*TASK TO COMPLETE*: Of all the lines in the records below, how many hold the word "JSON"? Give the number alone.

[Extracted records]
——————————
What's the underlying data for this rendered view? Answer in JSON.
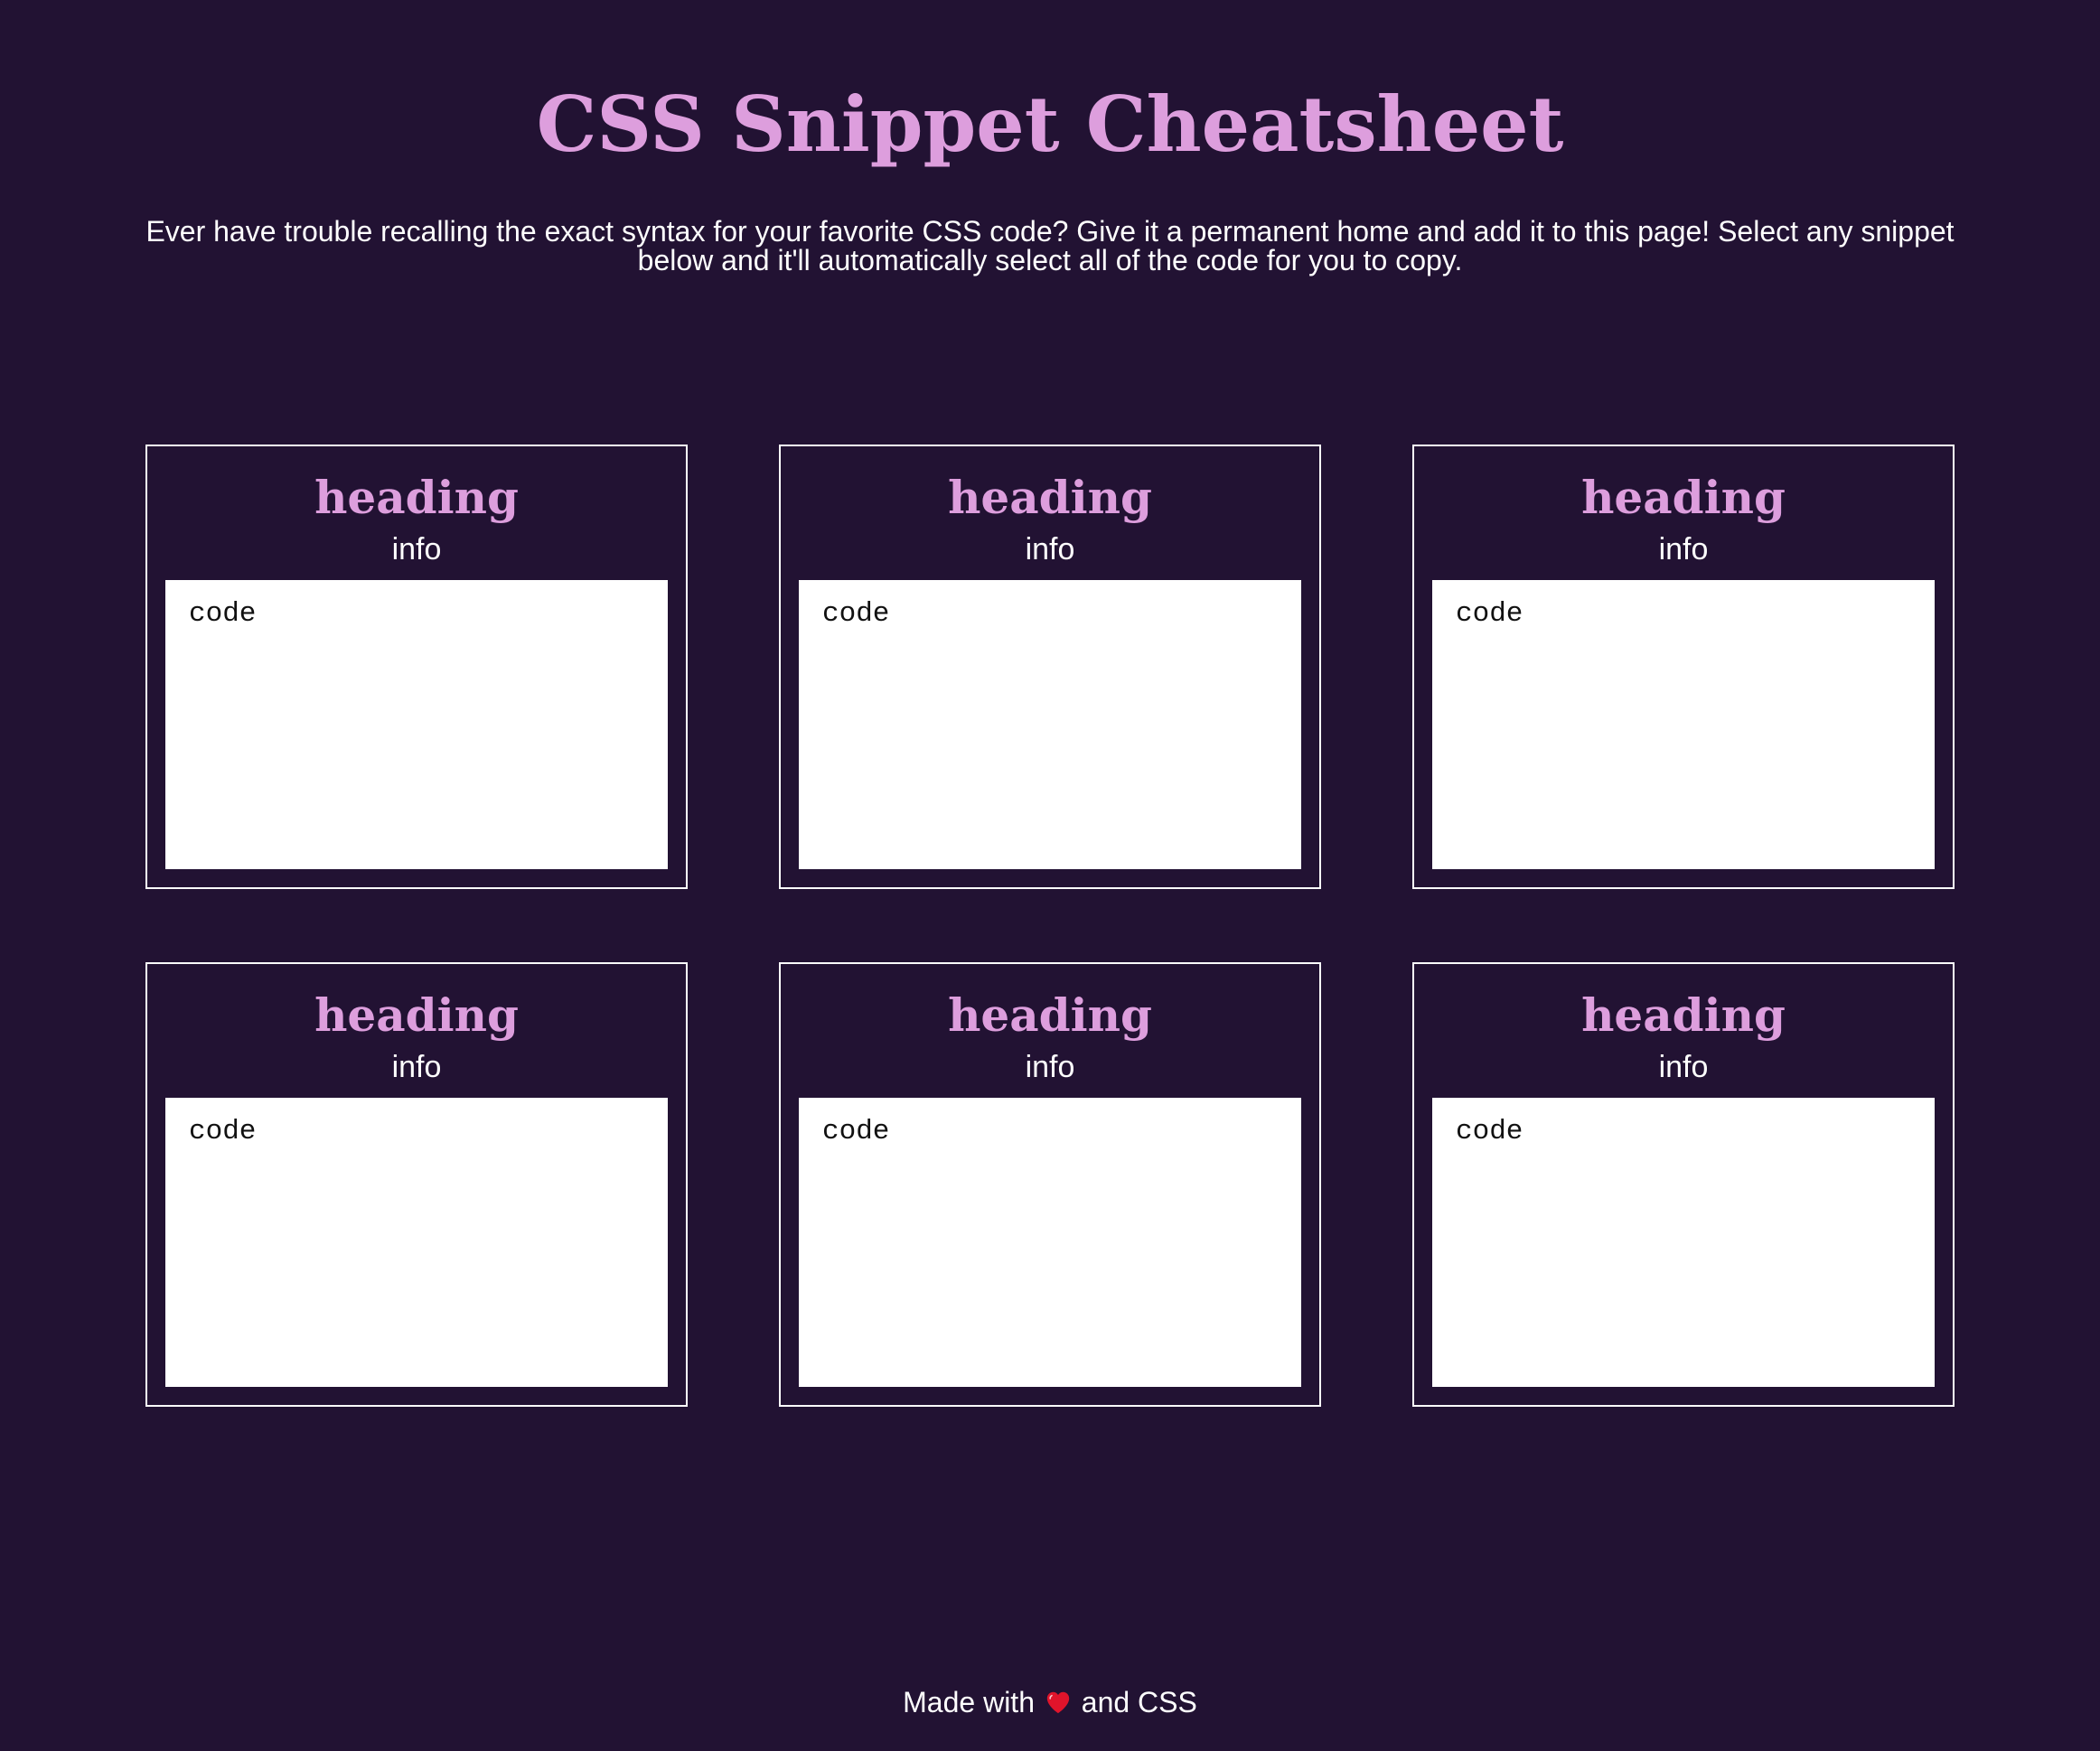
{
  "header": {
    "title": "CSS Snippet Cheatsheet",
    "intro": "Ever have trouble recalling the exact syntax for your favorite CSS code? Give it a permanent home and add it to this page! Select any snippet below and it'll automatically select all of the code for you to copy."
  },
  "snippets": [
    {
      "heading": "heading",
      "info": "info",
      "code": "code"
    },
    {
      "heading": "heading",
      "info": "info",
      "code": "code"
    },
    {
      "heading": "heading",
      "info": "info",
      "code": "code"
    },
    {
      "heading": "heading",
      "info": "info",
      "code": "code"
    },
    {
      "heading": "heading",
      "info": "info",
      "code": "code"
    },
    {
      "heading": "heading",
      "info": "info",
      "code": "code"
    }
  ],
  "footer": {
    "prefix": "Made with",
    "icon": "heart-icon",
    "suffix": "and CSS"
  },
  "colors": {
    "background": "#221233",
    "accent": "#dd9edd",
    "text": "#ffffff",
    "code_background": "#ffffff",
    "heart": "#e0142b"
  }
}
——————————
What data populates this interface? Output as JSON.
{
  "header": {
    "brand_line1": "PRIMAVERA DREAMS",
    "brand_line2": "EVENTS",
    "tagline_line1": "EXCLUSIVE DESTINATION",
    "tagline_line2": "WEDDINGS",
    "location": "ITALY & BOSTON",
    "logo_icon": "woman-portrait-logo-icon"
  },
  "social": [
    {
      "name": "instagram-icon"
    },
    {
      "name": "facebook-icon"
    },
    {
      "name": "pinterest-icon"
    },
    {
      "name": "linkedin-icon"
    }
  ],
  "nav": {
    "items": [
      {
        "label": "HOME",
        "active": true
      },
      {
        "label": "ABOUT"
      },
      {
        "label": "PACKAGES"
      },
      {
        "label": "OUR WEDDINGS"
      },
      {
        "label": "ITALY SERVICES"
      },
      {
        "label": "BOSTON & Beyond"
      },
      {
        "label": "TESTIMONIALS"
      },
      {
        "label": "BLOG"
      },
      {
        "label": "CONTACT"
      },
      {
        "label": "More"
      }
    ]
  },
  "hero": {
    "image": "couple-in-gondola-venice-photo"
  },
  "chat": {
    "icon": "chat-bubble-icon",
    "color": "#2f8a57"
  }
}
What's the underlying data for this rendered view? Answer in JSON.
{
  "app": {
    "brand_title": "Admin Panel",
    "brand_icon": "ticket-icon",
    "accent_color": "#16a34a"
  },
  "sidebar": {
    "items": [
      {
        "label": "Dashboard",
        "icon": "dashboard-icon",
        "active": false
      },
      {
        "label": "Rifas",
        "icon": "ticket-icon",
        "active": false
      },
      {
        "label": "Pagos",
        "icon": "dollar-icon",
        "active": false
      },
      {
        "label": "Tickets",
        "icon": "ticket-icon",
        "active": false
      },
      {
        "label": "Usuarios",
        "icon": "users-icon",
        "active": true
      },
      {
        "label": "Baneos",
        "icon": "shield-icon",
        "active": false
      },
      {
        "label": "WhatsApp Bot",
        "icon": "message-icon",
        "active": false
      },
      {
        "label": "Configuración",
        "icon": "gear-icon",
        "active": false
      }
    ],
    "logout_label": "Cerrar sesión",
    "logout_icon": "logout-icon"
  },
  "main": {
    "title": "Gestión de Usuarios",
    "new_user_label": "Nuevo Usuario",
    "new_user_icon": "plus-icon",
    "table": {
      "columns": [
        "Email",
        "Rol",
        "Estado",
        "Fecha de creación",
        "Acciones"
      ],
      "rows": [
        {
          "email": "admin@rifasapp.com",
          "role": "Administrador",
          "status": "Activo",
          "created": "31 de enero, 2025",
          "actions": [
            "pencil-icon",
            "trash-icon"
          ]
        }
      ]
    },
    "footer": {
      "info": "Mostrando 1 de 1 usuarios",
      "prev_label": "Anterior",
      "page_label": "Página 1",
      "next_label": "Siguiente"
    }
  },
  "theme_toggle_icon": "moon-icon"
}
——————————
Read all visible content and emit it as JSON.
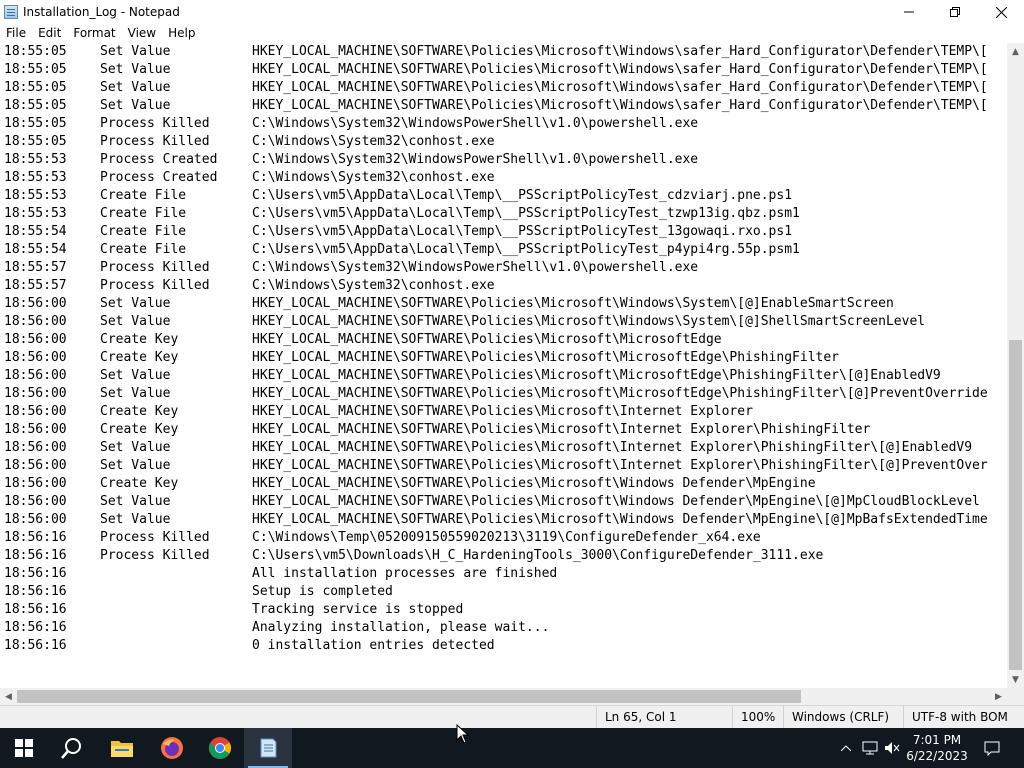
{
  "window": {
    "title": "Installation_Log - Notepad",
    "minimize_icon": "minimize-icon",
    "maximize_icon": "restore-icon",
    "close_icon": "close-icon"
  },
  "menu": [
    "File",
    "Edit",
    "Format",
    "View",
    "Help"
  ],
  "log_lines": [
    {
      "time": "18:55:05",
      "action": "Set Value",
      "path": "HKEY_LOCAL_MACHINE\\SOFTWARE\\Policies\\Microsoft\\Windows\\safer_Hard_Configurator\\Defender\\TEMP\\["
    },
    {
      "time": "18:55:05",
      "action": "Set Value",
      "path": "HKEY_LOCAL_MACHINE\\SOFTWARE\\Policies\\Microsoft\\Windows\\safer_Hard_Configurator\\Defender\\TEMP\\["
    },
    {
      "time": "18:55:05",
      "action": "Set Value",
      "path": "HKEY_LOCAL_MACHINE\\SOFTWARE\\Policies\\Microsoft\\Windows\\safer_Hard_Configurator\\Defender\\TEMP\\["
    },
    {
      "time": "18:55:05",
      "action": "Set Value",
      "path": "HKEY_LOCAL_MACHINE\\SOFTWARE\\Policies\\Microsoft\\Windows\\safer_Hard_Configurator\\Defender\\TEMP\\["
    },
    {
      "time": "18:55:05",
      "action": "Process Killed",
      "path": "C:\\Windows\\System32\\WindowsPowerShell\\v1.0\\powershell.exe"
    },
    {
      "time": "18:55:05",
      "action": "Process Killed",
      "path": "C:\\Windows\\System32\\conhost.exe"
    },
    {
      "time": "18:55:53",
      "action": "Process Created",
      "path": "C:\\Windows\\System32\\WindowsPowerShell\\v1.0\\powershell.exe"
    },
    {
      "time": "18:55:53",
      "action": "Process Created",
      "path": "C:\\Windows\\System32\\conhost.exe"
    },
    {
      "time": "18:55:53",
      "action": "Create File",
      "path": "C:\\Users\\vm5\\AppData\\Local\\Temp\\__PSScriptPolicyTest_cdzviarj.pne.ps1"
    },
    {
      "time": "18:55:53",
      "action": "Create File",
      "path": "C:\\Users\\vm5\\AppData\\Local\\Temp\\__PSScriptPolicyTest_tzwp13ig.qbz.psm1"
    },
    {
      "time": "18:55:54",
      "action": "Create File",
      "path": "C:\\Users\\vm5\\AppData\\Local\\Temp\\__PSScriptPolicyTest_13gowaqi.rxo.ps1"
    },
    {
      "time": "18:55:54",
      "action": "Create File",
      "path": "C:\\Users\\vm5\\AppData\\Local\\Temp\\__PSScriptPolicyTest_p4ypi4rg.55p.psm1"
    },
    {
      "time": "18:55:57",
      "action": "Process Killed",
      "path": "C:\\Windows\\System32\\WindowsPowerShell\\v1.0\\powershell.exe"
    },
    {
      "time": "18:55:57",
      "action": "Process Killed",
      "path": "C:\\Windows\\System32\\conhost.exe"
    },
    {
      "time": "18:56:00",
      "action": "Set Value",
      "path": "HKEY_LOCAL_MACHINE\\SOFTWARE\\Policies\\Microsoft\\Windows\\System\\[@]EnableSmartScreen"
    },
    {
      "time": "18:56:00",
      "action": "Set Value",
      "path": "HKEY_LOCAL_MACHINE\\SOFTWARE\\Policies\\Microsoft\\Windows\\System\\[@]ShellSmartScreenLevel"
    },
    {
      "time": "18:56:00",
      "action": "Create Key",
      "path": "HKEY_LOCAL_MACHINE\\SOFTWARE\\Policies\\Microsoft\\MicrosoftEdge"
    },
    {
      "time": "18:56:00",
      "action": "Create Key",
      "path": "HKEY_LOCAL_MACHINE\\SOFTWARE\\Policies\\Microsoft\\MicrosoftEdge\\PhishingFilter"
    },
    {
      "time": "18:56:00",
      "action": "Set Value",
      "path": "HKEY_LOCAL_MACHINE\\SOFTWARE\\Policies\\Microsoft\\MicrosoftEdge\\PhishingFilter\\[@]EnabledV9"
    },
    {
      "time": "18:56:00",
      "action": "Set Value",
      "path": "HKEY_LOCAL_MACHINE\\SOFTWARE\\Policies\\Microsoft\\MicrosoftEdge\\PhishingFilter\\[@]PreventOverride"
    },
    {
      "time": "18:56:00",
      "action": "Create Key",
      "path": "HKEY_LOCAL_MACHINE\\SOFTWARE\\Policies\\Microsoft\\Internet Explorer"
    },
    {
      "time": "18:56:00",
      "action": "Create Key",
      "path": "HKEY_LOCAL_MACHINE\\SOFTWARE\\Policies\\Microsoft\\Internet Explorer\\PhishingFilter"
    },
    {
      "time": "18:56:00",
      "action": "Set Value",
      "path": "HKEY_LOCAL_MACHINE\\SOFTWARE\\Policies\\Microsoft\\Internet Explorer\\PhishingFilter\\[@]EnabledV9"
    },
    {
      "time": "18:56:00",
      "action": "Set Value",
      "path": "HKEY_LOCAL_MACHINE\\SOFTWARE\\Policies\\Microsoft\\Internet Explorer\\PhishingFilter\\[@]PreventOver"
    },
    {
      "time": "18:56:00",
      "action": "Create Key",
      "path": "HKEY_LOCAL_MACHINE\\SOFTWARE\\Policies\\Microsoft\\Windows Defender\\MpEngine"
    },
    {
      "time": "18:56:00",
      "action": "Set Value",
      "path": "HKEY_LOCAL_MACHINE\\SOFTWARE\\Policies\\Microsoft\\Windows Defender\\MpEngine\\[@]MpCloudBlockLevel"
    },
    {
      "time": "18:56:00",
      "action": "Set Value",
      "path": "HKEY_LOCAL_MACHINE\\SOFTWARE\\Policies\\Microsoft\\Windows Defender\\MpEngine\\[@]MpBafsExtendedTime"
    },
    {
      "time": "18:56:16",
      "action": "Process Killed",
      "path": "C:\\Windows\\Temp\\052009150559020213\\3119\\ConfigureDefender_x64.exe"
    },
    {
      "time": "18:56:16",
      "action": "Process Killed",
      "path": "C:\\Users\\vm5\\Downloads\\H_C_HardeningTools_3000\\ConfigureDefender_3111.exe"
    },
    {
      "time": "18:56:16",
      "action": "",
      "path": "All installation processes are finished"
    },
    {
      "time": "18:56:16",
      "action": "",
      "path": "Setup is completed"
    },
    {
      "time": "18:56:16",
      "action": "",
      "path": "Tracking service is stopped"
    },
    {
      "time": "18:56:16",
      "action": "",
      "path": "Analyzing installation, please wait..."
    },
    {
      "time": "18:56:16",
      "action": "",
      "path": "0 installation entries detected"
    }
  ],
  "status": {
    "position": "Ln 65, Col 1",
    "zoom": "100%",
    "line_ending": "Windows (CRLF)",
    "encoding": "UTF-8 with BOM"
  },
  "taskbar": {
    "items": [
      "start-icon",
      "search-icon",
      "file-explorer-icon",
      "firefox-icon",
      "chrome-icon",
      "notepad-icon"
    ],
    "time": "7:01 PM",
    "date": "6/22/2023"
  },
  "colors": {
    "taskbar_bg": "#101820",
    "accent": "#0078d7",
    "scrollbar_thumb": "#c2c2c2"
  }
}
——————————
*ANSWER*: 4